▸ Fragmento propuesto:
****************************************

La novela tiene un ritmo lento, con continuas reflexiones sobre el mundo del arte y el trabajo del artista.
«Pues también desde una perspectiva personal, el arte es vida potenciada. Procura un goce más intenso, pero consume más deprisa. Imprime en el rostro de sus servidores las huellas de aventuras espirituales e imaginarias y, a la larga, engendra en el artista, por más que éste viva exteriormente inmerso en una paz conventual, cierta hipersensibilidad refinada, un cansancio y una curiosidad nerviosa que una vida colmada de gozos y pasiones turbulentas apenas conseguiría despertar» (p. 20).

(El arte es vida potenciada. Estoy seguro de haber leído esta frase en algún libro de Enrique Vila-Matas cuyo título no recuerdo)

****************************************

▸ Datos recopilados:

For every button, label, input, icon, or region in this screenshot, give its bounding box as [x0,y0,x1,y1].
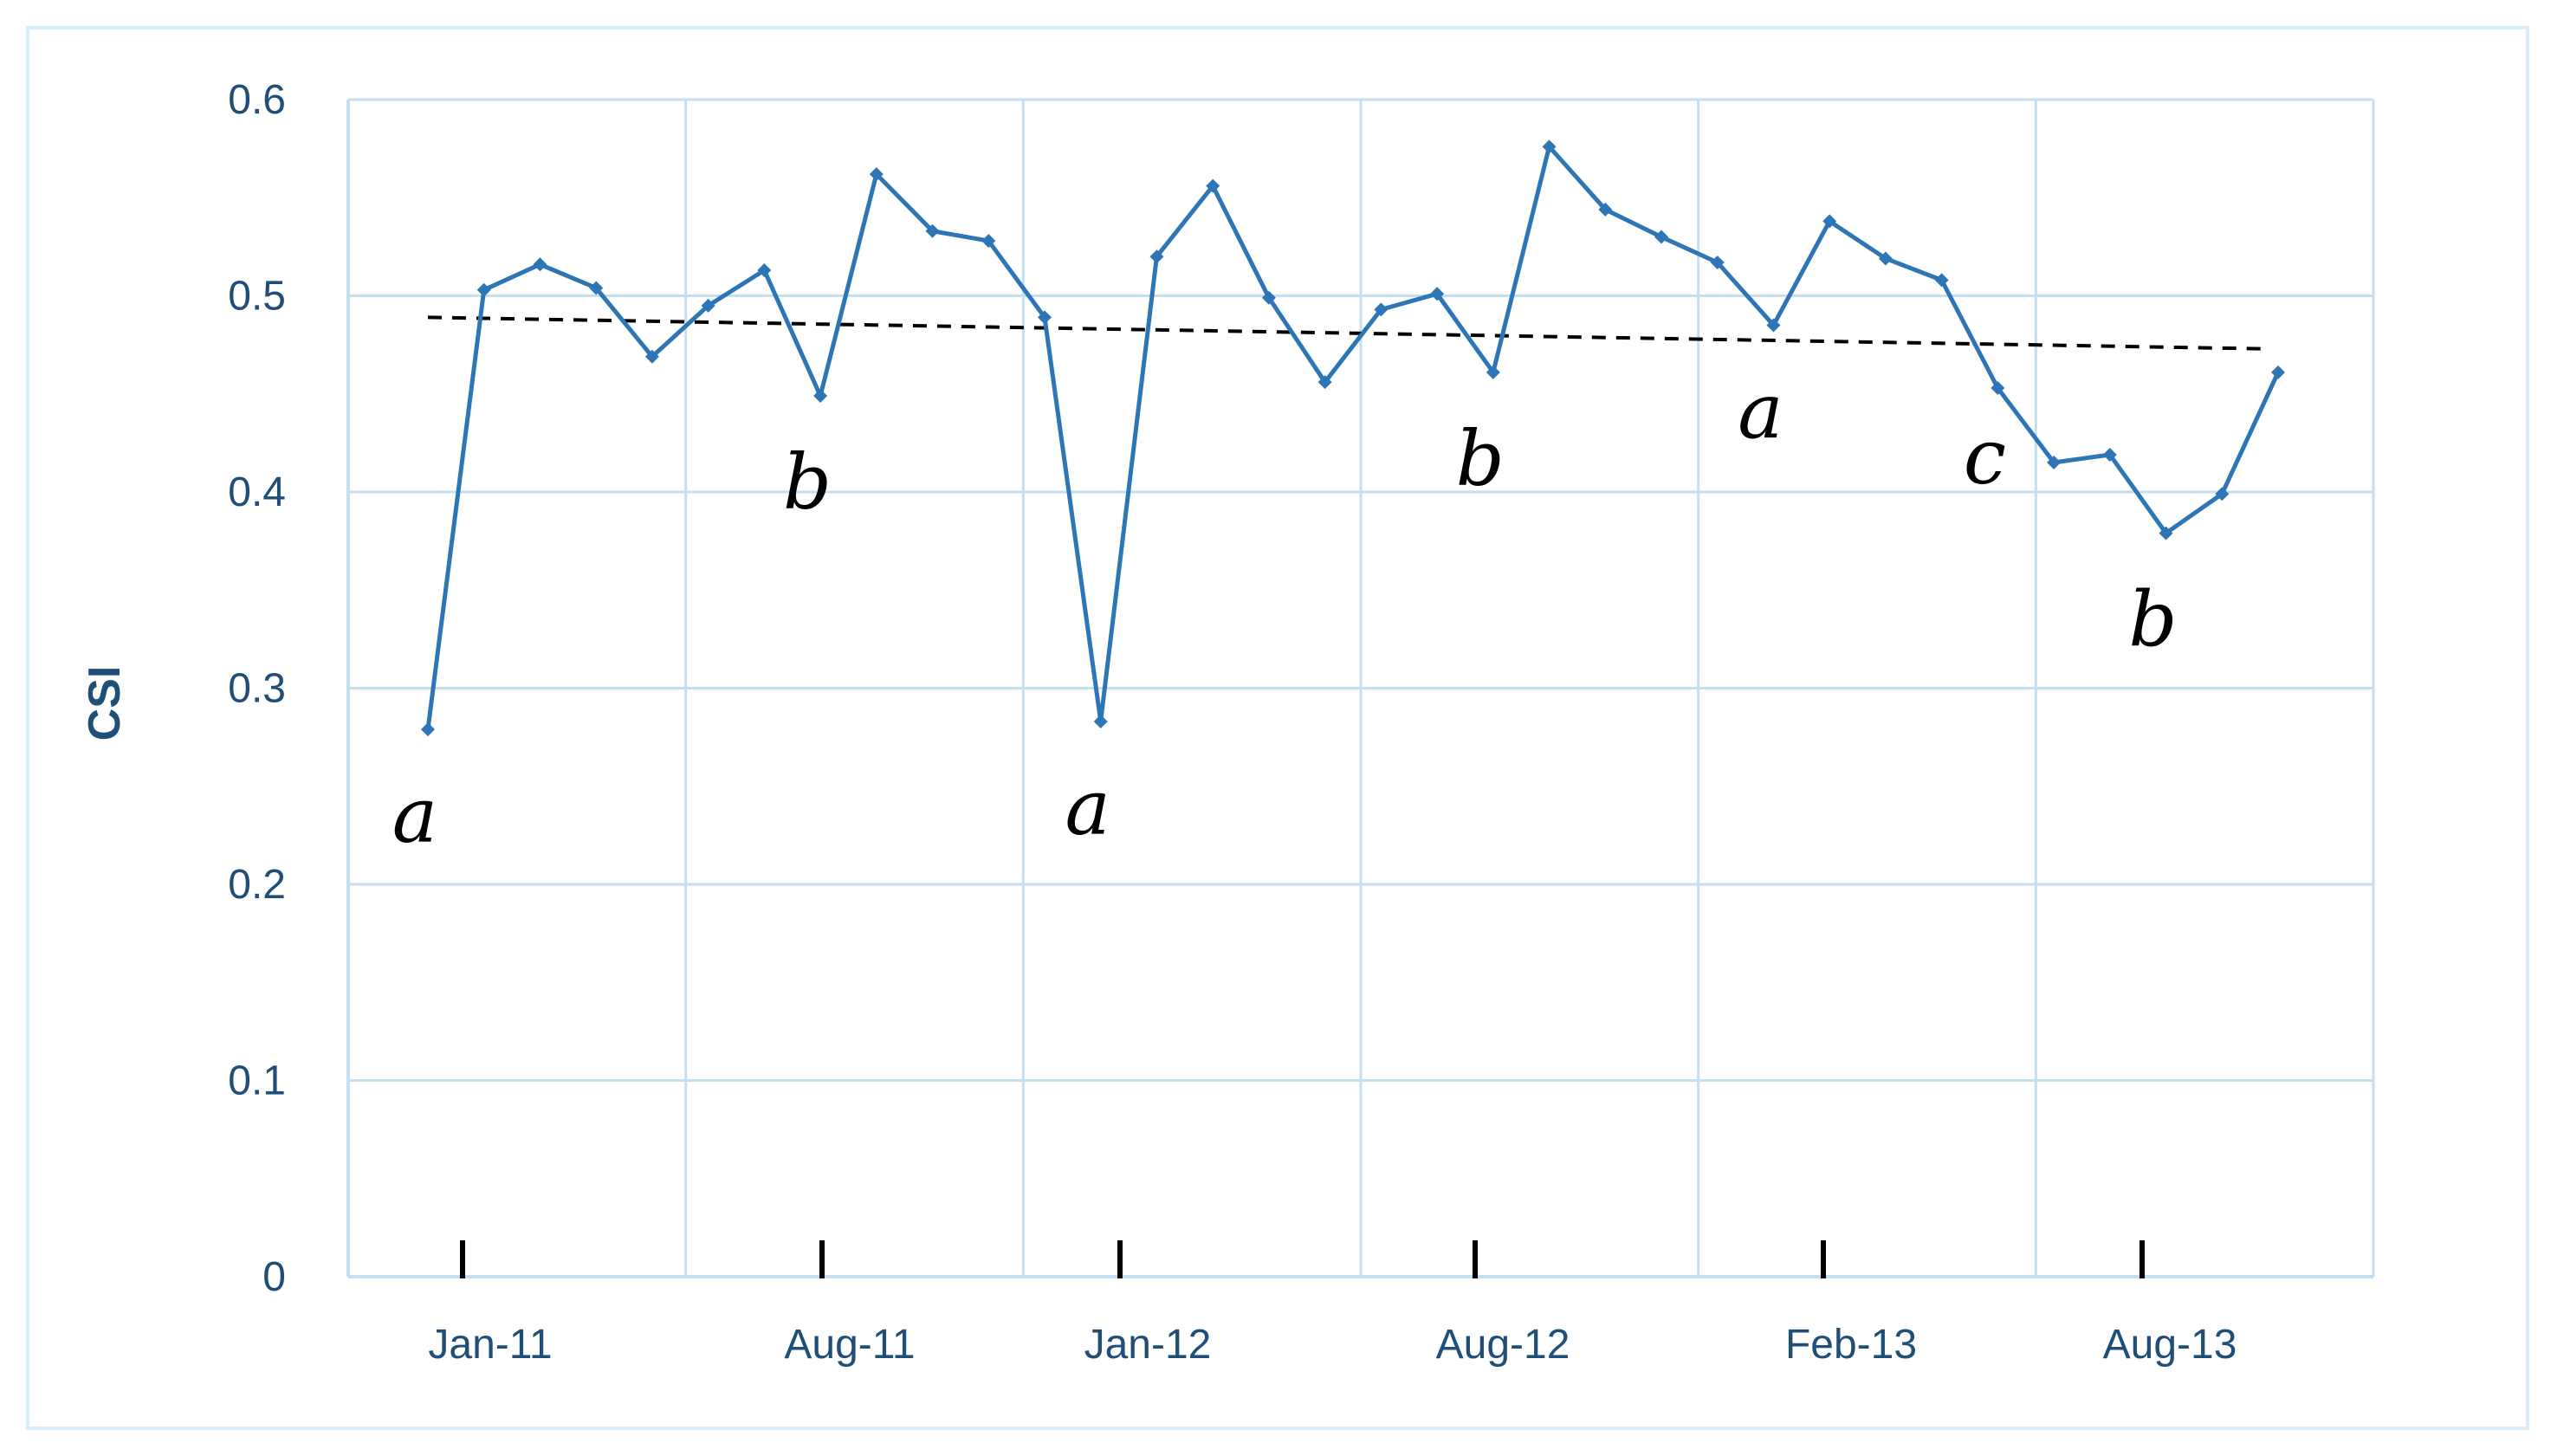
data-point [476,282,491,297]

****************************************

▸ Tareas propuestas:
- A) Responde estas preguntas sobre el fragmento acerca de la novela:
(i) ¿Qué ritmo tiene la novela?
(ii) ¿En qué página se encuentra la cita?
(iii) ¿En un libro de qué escritor está seguro quien escribe de haber leído la frase «El arte es vida potenciada»?
- B) Cambia «lento» por «pausado» y escribe el tramo del fragmento sobre la novela que va desde «La novela tiene» hasta «título no recuerdo)», ambos incluidos.
- C) Continúa el fragmento sobre la novela a partir de su última frase.

▸ Respuestas:
- A)
(i) Un ritmo lento.
(ii) En la página 20.
(iii) En un libro de Enrique Vila-Matas.

- B)
La novela tiene un ritmo pausado, con continuas reflexiones sobre el mundo del arte y el trabajo del artista.
«Pues también desde una perspectiva personal, el arte es vida potenciada. Procura un goce más intenso, pero consume más deprisa. Imprime en el rostro de sus servidores las huellas de aventuras espirituales e imaginarias y, a la larga, engendra en el artista, por más que éste viva exteriormente inmerso en una paz conventual, cierta hipersensibilidad refinada, un cansancio y una curiosidad nerviosa que una vida colmada de gozos y pasiones turbulentas apenas conseguiría despertar» (p. 20).

(El arte es vida potenciada. Estoy seguro de haber leído esta frase en algún libro de Enrique Vila-Matas cuyo título no recuerdo)

- C)
Mann se recrea en la descripción de los pocos personajes que aparecen en la novela, sobre todo en Aschenbach y Tadzio. También es un maestro en la descripción de lugares, de ambientes; de los sentimientos del protagonista.
«Su espíritu empezó a girar, su formación cultural entró en ebullición y su memoria fue rescatando ideas antiquísimas que había recibido en su juventud y hasta entonces nunca había reavivado con fuego propio. ¿No estaba escrito que el sol desvía nuestra atención de las cosas del intelecto para dirigirla hacia las de los sentidos?» (p.57).

La muerte en Venecia es una novela para leer despacio, para detenerse a pensar. Para disfrutar de cada frase, cada párrafo. Para disfrutar de sus escasas noventa y cuatro páginas. Para leerla en Venecia (o imaginarlo).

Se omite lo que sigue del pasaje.